* BEGIN Information shown *

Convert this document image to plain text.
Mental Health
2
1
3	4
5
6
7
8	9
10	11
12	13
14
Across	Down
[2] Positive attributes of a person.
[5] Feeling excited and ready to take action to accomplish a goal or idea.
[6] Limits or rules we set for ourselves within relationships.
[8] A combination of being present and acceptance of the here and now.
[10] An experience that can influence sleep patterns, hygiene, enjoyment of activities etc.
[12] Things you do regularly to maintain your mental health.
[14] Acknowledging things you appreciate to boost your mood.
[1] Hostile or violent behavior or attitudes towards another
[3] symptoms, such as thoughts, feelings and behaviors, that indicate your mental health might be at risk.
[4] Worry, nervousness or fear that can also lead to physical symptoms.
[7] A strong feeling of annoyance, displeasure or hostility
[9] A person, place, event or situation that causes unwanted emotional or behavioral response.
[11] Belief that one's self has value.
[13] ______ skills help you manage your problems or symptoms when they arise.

* END Information shown *

» Aim of the exercise: Print the complete listing again, exactly as it stands.

» Expected answer:
Convert this document image to plain text.
Mental Health
2
1
3	4
5
6
7
8	9
10	11
12	13
14
Across	Down
[2] Positive attributes of a person.
[5] Feeling excited and ready to take action to accomplish a goal or idea.
[6] Limits or rules we set for ourselves within relationships.
[8] A combination of being present and acceptance of the here and now.
[10] An experience that can influence sleep patterns, hygiene, enjoyment of activities etc.
[12] Things you do regularly to maintain your mental health.
[14] Acknowledging things you appreciate to boost your mood.
[1] Hostile or violent behavior or attitudes towards another
[3] symptoms, such as thoughts, feelings and behaviors, that indicate your mental health might be at risk.
[4] Worry, nervousness or fear that can also lead to physical symptoms.
[7] A strong feeling of annoyance, displeasure or hostility
[9] A person, place, event or situation that causes unwanted emotional or behavioral response.
[11] Belief that one's self has value.
[13] ______ skills help you manage your problems or symptoms when they arise.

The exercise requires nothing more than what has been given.